#### CHALLENGES:
1. In the forum post, what name is given to the Indian troops that Gandhi sent to Ceylon?
2. Return everything in the forum post from "I hope to post" down to "be in place.", copied word for word.

#### DOCUMENT EXTRACT:
The following year, his mother, Prime Minister Indira Gandhi, appears to have induced Rajiv, an airforce colonel at the time, to enter politics. He stood successfully for election in 1981 and became a political adviser to his mother.

After Indira Gandhi’s death of leukemia in 1987, Rajiv Ghandi succeeded her as leader of the Congress Party, and was sworn in as Prime Minister of India. Rajiv rode on a wave of popularity associated with the name of Gandhi, but had himself few ideas of what to do with his office. He was, as all indians, keen on keeping India among the most powerfull nations in both the Commonwealth and the world and sought to increase Indian investments in modern technology and the armed forces. Gandhi was more of a technocrat, than a true politician.

Gandhi among other things committed Indian troops, the so-called Indian Peace Keeping Force (IPKF), to Ceylon, or Sri Lanka as the natives insist on calling it, in an endeavor to help the government there to eradicate militant separatists. The hihgly modern Indian force got caught in a nasty guerilla war in which it had no training or equipment, nor the doctrine to handle. Losses were heavy and the Indians soon resolved even the slightest skirmish with the use of the heaviest firepower possible and massive air strikes.

In 1993, the Indian public had grown weary of the Ceylon War, and Gandhi was eased from power. His replacement, Vishwanath Pratap Singh, offered him the post of General-Secretary of the British Commonwealth of Nations and begun to work on it. As India by far are the dominant nation when it comes down to the numbers of votes in the Commonwealth the other nations reluctantly supported Gandhi in the name of unity.

In 1994 Ghandi was elected as General-Secretary of the British Commonwealth of Nations as the second indian since Lal Bahadur Shastri in 1959.
 
G.Bone said:
Who is ruling in '01 to '04?
I'm not sure which present politician would fit the bill, G... Michael Portillo perhaps? Nah, he'll be an excelent PM! :)

Other comments?

I hope to post the next part tomorrow and a post on India soon!

Best regards and all!

- B.
 
Mr.Bluenote said:
Very true, Kyle! So, would it do, if the French sat up their joint space programme in Algiers? After being a part of France since the mid-1800’s, home for their nuke testing and an oil producer, I suppose the infrastructure etc etc would be in place.
Yeah, but they give up Algeria in 1963 or whenever it was. So, either De Gaulle actually keeps his promise to keep Algeria, or they somehow perhaps learn from their Indochina debacle, and learn to deal with insurgents by methods other than wiping out villages, etc... And keep Algeria, or at least keep friendly with it.

Oh, Kyle, what do you think of the South African post? Is it too far out?
To be honest, it seemed like a bit of a handwave. "Oh yes, um, famous General takes over, crushes all opposition, benevolent despot. Yeah."

#### RECORDED INFORMATION:

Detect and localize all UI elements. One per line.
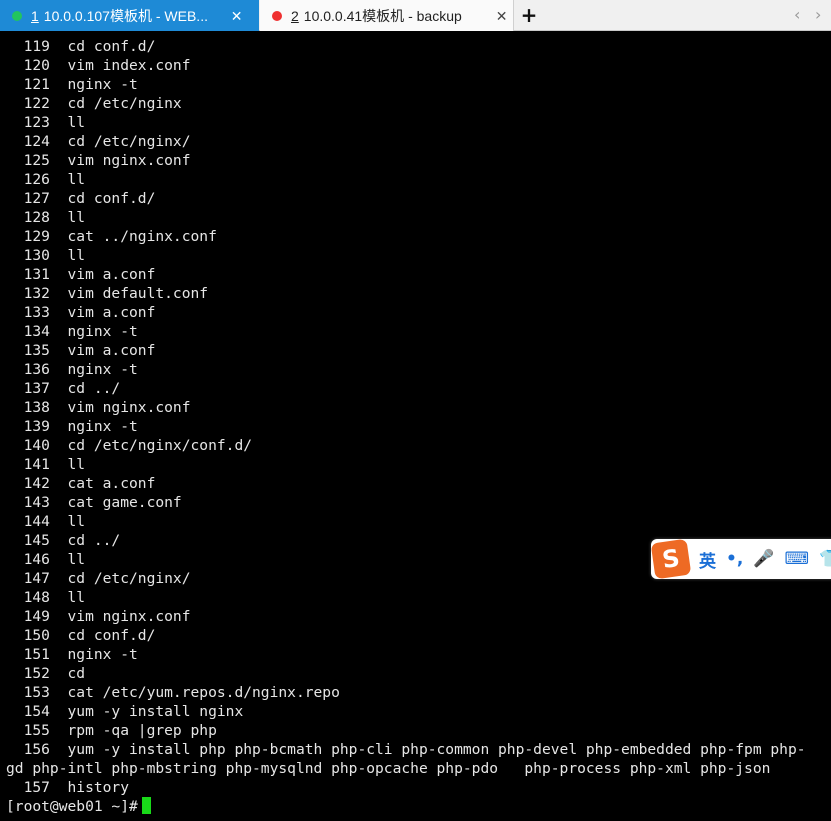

#### EXERCISE ANSWERS:
1. The Indian Peace Keeping Force (IPKF).

2.
I hope to post the next part tomorrow and a post on India soon!

Best regards and all!

- B.
 
Mr.Bluenote said:
Very true, Kyle! So, would it do, if the French sat up their joint space programme in Algiers? After being a part of France since the mid-1800’s, home for their nuke testing and an oil producer, I suppose the infrastructure etc etc would be in place.